### Exercise
Pick out the lines below that contain the string "could" and copy them all.

(Extracted records)
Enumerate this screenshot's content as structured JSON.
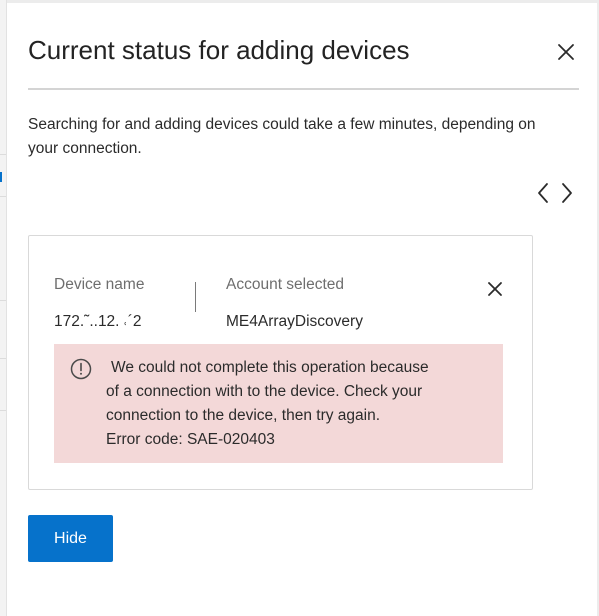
{
  "dialog": {
    "title": "Current status for adding devices",
    "description": "Searching for and adding devices could take a few minutes, depending on your connection.",
    "close_icon": "close-icon"
  },
  "pager": {
    "previous_icon": "chevron-left-icon",
    "next_icon": "chevron-right-icon"
  },
  "device_card": {
    "device_name_label": "Device name",
    "device_name_value": "172.˜..12. ˓´2",
    "account_label": "Account selected",
    "account_value": "ME4ArrayDiscovery",
    "dismiss_icon": "close-icon",
    "error": {
      "icon": "info-circle-icon",
      "lines": [
        "We could not complete this operation because",
        "of a connection with to the device. Check your",
        "connection to the device, then try again.",
        "Error code: SAE-020403"
      ],
      "background_color": "#f3d8d8"
    }
  },
  "actions": {
    "hide_label": "Hide"
  },
  "colors": {
    "accent": "#0672cb",
    "error_background": "#f3d8d8"
  }
}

### Solved exercise
    "description": "Searching for and adding devices could take a few minutes, depending on your connection.",
        "We could not complete this operation because",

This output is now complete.